What to produce
Rewrite these lines, putting "price index" wherever "HPI" appears and leaving everything else unchanged.

Region and label listings
-*-
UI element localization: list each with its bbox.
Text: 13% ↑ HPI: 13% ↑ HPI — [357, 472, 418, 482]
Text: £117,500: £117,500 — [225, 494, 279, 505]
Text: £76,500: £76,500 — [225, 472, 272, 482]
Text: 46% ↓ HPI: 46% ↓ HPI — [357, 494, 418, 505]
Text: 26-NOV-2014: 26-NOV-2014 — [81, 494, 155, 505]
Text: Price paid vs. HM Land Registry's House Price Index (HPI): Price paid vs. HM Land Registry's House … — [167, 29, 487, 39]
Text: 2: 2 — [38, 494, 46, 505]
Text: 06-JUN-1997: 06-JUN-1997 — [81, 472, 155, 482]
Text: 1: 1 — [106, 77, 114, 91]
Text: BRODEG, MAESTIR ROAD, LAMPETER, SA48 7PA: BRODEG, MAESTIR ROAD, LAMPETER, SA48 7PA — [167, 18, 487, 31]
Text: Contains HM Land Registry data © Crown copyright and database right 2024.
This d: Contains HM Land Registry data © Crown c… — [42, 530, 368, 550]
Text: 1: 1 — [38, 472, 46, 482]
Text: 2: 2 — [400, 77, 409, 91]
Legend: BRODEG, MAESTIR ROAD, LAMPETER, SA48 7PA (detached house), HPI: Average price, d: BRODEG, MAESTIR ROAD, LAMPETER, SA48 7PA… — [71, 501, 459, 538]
-*-
Result of the exercise
UI element localization: list each with its bbox.
Text: 13% ↑ price index: 13% ↑ price index — [357, 472, 418, 482]
Text: £117,500: £117,500 — [225, 494, 279, 505]
Text: £76,500: £76,500 — [225, 472, 272, 482]
Text: 46% ↓ price index: 46% ↓ price index — [357, 494, 418, 505]
Text: 26-NOV-2014: 26-NOV-2014 — [81, 494, 155, 505]
Text: Price paid vs. HM Land Registry's House Price Index (price index): Price paid vs. HM Land Registry's House … — [167, 29, 487, 39]
Text: 2: 2 — [38, 494, 46, 505]
Text: 06-JUN-1997: 06-JUN-1997 — [81, 472, 155, 482]
Text: 1: 1 — [106, 77, 114, 91]
Text: BRODEG, MAESTIR ROAD, LAMPETER, SA48 7PA: BRODEG, MAESTIR ROAD, LAMPETER, SA48 7PA — [167, 18, 487, 31]
Text: Contains HM Land Registry data © Crown copyright and database right 2024.
This d: Contains HM Land Registry data © Crown c… — [42, 530, 368, 550]
Text: 1: 1 — [38, 472, 46, 482]
Text: 2: 2 — [400, 77, 409, 91]
Legend: BRODEG, MAESTIR ROAD, LAMPETER, SA48 7PA (detached house), price index: Average price, d: BRODEG, MAESTIR ROAD, LAMPETER, SA48 7PA… — [71, 501, 459, 538]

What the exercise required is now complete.